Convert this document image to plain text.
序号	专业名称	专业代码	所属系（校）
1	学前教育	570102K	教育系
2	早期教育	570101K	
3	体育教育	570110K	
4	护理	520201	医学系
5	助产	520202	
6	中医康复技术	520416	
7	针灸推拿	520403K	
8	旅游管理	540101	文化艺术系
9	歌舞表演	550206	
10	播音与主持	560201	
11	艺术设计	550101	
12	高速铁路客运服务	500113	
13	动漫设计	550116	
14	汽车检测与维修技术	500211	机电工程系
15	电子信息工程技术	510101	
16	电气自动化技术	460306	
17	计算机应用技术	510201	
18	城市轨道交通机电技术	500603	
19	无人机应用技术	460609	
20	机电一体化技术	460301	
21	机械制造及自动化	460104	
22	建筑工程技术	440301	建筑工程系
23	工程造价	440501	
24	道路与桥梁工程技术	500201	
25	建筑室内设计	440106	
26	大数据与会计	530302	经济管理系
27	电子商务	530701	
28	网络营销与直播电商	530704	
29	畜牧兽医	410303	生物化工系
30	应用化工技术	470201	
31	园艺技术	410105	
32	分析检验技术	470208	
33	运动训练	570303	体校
——————————
What you will do: Repeat all the records. Match each line exactly.

Solution for this problem:
Convert this document image to plain text.
序号	专业名称	专业代码	所属系（校）
1	学前教育	570102K	教育系
2	早期教育	570101K	
3	体育教育	570110K	
4	护理	520201	医学系
5	助产	520202	
6	中医康复技术	520416	
7	针灸推拿	520403K	
8	旅游管理	540101	文化艺术系
9	歌舞表演	550206	
10	播音与主持	560201	
11	艺术设计	550101	
12	高速铁路客运服务	500113	
13	动漫设计	550116	
14	汽车检测与维修技术	500211	机电工程系
15	电子信息工程技术	510101	
16	电气自动化技术	460306	
17	计算机应用技术	510201	
18	城市轨道交通机电技术	500603	
19	无人机应用技术	460609	
20	机电一体化技术	460301	
21	机械制造及自动化	460104	
22	建筑工程技术	440301	建筑工程系
23	工程造价	440501	
24	道路与桥梁工程技术	500201	
25	建筑室内设计	440106	
26	大数据与会计	530302	经济管理系
27	电子商务	530701	
28	网络营销与直播电商	530704	
29	畜牧兽医	410303	生物化工系
30	应用化工技术	470201	
31	园艺技术	410105	
32	分析检验技术	470208	
33	运动训练	570303	体校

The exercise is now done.